## What this task involves
Scan the following material for the string "JSON" and copy each line in which it appears.

## Data to process

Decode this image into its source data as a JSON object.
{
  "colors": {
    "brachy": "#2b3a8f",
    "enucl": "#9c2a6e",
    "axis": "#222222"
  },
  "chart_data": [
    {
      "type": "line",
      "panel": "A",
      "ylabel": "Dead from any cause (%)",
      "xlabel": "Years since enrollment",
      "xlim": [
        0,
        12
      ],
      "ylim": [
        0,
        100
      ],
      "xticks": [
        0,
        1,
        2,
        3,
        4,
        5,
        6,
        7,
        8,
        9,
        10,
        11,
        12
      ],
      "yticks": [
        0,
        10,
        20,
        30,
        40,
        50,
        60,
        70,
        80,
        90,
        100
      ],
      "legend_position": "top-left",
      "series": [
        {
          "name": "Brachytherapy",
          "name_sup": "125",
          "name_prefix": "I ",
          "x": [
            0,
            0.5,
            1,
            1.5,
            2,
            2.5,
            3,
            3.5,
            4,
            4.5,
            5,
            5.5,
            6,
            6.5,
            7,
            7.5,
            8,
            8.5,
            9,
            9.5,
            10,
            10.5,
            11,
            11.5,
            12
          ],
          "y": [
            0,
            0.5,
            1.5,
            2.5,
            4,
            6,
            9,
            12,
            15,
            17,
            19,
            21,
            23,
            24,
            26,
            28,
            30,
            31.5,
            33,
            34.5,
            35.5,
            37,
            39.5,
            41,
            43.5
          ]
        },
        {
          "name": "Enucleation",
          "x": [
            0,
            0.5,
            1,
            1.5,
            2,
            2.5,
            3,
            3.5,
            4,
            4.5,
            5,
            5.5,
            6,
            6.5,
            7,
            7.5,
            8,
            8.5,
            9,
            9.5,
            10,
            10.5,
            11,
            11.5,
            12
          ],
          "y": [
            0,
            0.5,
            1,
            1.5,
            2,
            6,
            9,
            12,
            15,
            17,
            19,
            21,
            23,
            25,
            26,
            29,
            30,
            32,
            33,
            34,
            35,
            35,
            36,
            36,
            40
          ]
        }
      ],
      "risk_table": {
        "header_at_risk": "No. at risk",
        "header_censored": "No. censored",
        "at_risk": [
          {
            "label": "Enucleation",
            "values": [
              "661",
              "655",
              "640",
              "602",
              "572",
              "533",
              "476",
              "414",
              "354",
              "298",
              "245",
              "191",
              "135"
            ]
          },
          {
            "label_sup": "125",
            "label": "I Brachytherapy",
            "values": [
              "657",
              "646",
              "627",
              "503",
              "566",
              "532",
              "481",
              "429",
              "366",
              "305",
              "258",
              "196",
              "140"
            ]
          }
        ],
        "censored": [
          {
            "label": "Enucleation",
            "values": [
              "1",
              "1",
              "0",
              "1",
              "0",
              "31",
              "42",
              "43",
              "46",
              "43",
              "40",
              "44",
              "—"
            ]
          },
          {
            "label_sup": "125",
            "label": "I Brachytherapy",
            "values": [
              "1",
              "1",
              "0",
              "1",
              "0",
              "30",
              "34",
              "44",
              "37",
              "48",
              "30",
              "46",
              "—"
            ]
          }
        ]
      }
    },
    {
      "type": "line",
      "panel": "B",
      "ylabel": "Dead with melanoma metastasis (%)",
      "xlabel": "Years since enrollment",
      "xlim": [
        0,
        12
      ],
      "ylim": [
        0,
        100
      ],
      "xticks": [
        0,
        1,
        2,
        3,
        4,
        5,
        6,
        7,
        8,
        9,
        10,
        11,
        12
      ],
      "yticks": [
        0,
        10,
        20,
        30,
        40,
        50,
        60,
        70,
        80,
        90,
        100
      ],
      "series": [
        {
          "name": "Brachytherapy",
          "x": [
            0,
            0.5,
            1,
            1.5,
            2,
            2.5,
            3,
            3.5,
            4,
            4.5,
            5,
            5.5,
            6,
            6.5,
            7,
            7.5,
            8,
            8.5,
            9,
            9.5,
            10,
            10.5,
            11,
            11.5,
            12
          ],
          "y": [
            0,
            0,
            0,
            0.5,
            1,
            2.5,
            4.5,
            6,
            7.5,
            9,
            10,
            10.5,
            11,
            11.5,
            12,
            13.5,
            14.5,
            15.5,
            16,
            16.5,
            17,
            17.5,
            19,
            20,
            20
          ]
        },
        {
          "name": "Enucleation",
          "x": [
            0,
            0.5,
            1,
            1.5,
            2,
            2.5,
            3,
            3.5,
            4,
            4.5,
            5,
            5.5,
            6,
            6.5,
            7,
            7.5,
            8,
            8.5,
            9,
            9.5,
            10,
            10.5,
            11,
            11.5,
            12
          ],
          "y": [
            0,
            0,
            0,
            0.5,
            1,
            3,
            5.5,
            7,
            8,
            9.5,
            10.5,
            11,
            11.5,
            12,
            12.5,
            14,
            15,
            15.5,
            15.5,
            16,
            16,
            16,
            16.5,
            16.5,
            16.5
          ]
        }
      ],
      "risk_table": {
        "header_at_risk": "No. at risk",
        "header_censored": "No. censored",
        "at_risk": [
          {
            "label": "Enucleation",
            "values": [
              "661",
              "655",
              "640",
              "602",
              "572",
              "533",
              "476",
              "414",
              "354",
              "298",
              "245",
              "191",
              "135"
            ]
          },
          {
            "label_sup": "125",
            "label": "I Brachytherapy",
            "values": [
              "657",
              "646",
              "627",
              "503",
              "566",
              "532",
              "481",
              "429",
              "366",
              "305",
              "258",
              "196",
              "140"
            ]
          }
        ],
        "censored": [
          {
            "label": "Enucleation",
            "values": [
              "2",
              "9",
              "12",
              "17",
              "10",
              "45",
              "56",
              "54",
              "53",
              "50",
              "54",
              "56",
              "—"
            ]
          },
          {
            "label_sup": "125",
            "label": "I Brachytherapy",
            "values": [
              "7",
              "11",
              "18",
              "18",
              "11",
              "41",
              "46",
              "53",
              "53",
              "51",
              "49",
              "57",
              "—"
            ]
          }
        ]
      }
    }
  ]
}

==

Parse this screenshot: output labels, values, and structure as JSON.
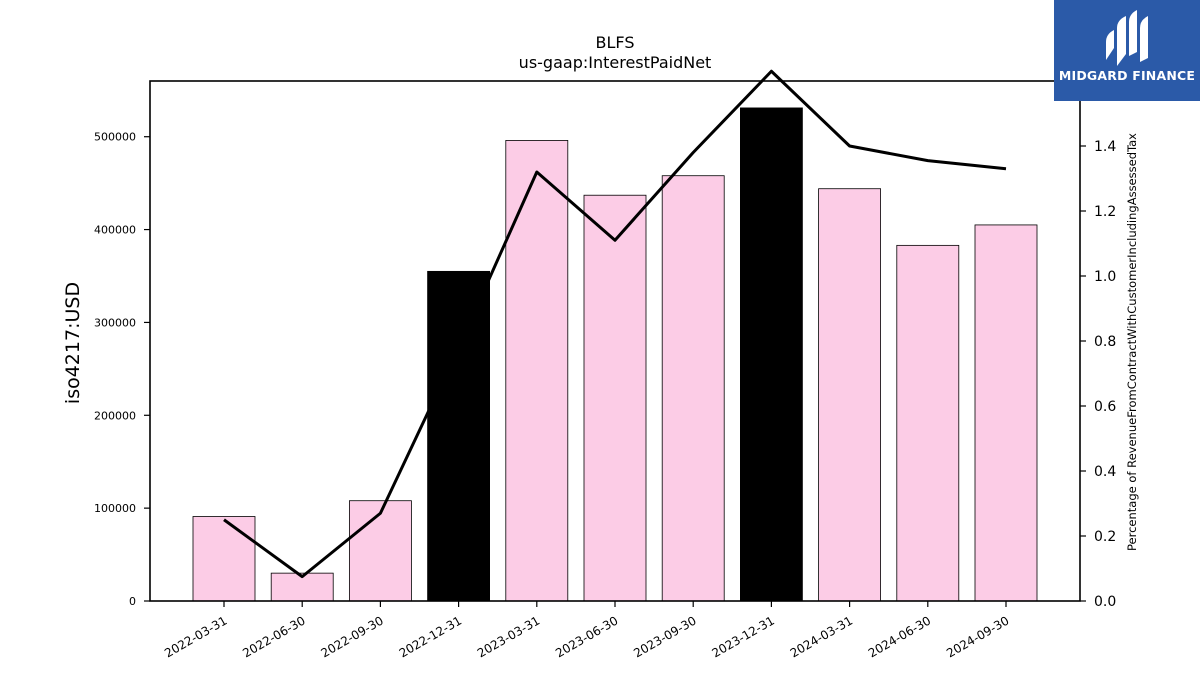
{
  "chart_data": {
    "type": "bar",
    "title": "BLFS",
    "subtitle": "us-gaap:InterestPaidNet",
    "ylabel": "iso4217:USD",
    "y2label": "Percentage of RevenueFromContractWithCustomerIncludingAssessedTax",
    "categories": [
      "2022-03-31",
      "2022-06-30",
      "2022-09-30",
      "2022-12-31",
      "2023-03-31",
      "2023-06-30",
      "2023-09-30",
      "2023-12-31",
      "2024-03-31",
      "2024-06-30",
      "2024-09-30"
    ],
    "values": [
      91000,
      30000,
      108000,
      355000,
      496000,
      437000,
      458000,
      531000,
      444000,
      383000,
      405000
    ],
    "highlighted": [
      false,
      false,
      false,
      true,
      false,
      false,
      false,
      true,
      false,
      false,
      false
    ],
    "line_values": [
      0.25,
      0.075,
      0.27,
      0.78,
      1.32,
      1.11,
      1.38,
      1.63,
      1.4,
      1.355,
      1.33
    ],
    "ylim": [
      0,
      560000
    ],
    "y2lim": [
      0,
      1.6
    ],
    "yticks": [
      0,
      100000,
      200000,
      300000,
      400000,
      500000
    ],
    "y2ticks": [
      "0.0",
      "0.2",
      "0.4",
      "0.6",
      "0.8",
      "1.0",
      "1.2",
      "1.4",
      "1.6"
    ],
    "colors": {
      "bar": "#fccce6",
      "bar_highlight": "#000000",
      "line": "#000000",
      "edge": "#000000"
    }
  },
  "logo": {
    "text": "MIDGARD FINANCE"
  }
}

## Worked solution
Decode this image into its source data as a JSON object.
Parse this screenshot: output labels, values, and structure as JSON.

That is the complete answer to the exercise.